■ **RECORDS FOR THE TASK**
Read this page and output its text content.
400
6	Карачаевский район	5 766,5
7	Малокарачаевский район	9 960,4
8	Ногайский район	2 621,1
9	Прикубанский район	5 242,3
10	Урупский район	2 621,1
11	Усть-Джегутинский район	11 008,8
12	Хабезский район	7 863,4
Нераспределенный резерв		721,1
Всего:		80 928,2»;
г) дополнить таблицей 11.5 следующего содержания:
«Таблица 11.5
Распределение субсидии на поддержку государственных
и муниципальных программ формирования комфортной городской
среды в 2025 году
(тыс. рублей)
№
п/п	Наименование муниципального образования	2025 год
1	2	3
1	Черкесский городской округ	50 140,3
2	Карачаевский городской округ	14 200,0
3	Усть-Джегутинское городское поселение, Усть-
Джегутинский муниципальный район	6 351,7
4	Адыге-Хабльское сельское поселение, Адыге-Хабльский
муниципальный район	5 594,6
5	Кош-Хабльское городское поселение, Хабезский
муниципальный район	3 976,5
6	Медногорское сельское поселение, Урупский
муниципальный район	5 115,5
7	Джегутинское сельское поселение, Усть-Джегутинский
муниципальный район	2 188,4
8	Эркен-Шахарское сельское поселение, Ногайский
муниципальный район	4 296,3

■ **STATED GOAL**
Copy all of the data. Keep every word exactly as it is.

■ **TASK RESULT**
Read this page and output its text content.
400
6	Карачаевский район	5 766,5
7	Малокарачаевский район	9 960,4
8	Ногайский район	2 621,1
9	Прикубанский район	5 242,3
10	Урупский район	2 621,1
11	Усть-Джегутинский район	11 008,8
12	Хабезский район	7 863,4
Нераспределенный резерв		721,1
Всего:		80 928,2»;
г) дополнить таблицей 11.5 следующего содержания:
«Таблица 11.5
Распределение субсидии на поддержку государственных
и муниципальных программ формирования комфортной городской
среды в 2025 году
(тыс. рублей)
№
п/п	Наименование муниципального образования	2025 год
1	2	3
1	Черкесский городской округ	50 140,3
2	Карачаевский городской округ	14 200,0
3	Усть-Джегутинское городское поселение, Усть-
Джегутинский муниципальный район	6 351,7
4	Адыге-Хабльское сельское поселение, Адыге-Хабльский
муниципальный район	5 594,6
5	Кош-Хабльское городское поселение, Хабезский
муниципальный район	3 976,5
6	Медногорское сельское поселение, Урупский
муниципальный район	5 115,5
7	Джегутинское сельское поселение, Усть-Джегутинский
муниципальный район	2 188,4
8	Эркен-Шахарское сельское поселение, Ногайский
муниципальный район	4 296,3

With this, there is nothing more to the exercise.